Determine the number of lines in these entries that hold the word "chevron". Give the number and nothing more.

**Records:**
▬▬▬▬▬▬▬▬▬▬

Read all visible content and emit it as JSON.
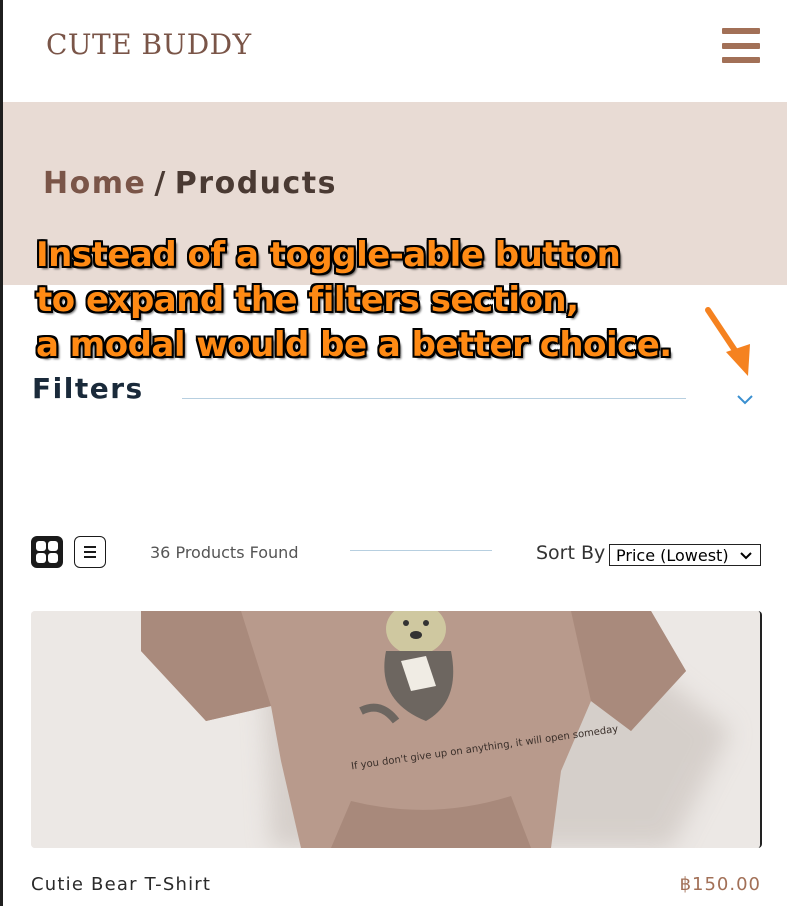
{
  "header": {
    "logo": "CUTE BUDDY",
    "menu_icon": "hamburger-menu-icon"
  },
  "breadcrumb": {
    "home": "Home",
    "separator": "/",
    "current": "Products"
  },
  "filters": {
    "title": "Filters",
    "toggle_icon": "chevron-down-icon"
  },
  "annotation": {
    "lines": [
      "Instead of a toggle-able button",
      "to expand the filters section,",
      "a modal would be a better choice."
    ]
  },
  "toolbar": {
    "grid_icon": "grid-view-icon",
    "list_icon": "list-view-icon",
    "count": "36 Products Found",
    "sort_label": "Sort By",
    "sort_value": "Price (Lowest)"
  },
  "products": [
    {
      "name": "Cutie Bear T-Shirt",
      "price": "฿150.00",
      "shirt_text": "If you don't give up on anything, it will open someday"
    }
  ],
  "colors": {
    "brand": "#7a5548",
    "accent": "#a27057",
    "hero_bg": "#e8dbd4",
    "annotation": "#ff8a14",
    "chevron": "#3a8fd0"
  }
}
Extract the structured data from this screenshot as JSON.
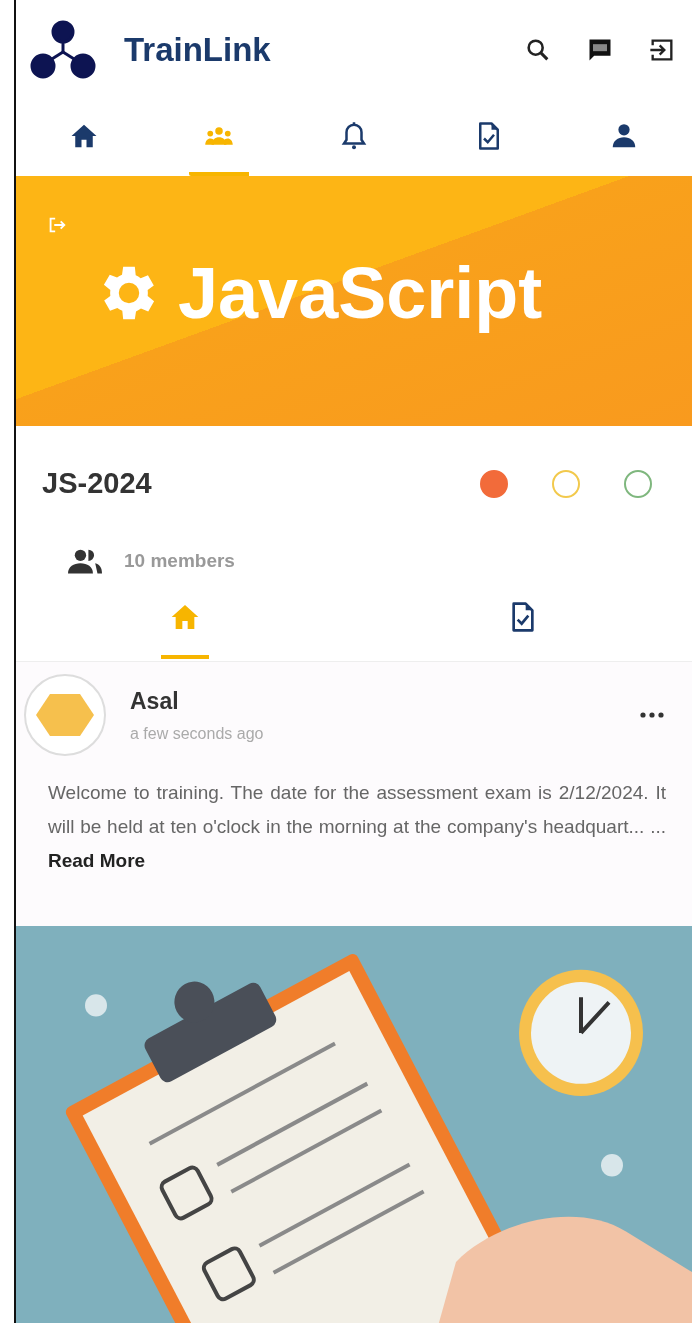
{
  "app_bar": {
    "title": "TrainLink"
  },
  "nav_tabs": [
    {
      "kind": "home",
      "selected": false
    },
    {
      "kind": "group",
      "selected": true
    },
    {
      "kind": "bell",
      "selected": false
    },
    {
      "kind": "doc-check",
      "selected": false
    },
    {
      "kind": "person",
      "selected": false
    }
  ],
  "banner": {
    "title": "JavaScript"
  },
  "group": {
    "code": "JS-2024",
    "members": "**10** members",
    "status_dots": [
      {
        "color": "#f26b3a",
        "selected": true
      },
      {
        "color": "#f2c94c",
        "selected": false
      },
      {
        "color": "#7fb77e",
        "selected": false
      }
    ]
  },
  "sub_tabs": [
    {
      "kind": "home",
      "selected": true
    },
    {
      "kind": "doc-check",
      "selected": false
    }
  ],
  "post": {
    "author": "Asal",
    "time": "a few seconds ago",
    "body": "Welcome to training. The date for the assessment exam is 2/12/2024. It will be held at ten o'clock in the morning at the company's headquart... ...",
    "read_more": "Read More"
  }
}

▬▬▬▬▬▬▬▬▬▬

**SOLVED PROBLEM:**
2